● **Listed records**:
>>>

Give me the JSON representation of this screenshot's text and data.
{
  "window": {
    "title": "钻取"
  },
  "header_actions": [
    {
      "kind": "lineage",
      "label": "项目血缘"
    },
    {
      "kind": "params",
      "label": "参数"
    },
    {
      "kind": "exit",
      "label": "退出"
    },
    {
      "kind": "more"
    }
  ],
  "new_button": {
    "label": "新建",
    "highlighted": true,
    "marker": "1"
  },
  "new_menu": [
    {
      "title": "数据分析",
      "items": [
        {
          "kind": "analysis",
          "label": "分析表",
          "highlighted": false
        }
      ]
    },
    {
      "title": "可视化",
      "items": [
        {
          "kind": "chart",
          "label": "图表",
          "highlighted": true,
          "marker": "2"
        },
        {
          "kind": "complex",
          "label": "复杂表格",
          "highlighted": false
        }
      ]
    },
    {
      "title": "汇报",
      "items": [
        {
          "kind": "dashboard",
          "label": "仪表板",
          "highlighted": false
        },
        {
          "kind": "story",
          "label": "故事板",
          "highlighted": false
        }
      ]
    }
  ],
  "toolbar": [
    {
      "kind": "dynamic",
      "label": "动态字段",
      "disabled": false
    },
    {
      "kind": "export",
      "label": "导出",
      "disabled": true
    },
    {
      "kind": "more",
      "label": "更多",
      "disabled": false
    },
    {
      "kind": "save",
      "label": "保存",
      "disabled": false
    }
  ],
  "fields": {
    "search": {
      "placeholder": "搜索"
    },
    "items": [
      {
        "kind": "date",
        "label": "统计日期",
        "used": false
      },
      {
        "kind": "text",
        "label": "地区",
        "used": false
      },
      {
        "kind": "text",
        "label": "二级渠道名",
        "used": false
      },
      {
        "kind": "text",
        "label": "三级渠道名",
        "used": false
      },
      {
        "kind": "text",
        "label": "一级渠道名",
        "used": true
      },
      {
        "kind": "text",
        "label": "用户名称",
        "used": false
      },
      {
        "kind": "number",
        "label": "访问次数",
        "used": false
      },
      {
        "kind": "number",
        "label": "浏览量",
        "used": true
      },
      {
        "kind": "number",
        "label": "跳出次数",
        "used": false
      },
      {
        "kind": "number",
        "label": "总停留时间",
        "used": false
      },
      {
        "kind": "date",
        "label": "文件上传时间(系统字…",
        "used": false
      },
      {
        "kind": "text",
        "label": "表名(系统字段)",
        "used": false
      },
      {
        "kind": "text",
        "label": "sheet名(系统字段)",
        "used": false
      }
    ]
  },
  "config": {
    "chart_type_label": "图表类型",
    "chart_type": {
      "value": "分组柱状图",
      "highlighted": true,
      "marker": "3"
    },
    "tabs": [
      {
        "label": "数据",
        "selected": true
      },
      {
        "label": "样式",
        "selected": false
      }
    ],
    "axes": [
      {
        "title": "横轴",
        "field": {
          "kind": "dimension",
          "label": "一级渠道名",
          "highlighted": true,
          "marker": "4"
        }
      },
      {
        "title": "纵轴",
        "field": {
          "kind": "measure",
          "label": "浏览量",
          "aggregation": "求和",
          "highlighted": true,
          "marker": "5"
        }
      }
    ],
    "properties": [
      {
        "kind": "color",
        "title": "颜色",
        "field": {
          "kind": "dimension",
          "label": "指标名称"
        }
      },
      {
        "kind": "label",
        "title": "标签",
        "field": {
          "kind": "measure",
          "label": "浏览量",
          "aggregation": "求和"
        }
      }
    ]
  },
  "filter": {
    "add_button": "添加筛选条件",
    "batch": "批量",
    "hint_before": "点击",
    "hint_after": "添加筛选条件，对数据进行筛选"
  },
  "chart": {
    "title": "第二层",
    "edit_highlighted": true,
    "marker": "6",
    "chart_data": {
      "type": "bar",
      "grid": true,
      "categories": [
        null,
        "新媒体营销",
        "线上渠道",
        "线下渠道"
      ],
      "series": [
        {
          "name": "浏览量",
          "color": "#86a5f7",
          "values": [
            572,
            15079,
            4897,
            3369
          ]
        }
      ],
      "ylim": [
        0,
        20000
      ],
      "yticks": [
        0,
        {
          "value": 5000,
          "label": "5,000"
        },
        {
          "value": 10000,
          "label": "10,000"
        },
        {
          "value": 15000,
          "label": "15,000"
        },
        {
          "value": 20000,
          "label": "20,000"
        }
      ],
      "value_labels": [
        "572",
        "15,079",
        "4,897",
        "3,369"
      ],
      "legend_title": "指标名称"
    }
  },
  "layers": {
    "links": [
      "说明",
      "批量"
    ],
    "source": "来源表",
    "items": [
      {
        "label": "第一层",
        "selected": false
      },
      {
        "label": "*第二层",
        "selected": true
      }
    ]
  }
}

<<<

Going through the data, tally the lines containing "添加筛选条件" and report only the result.

2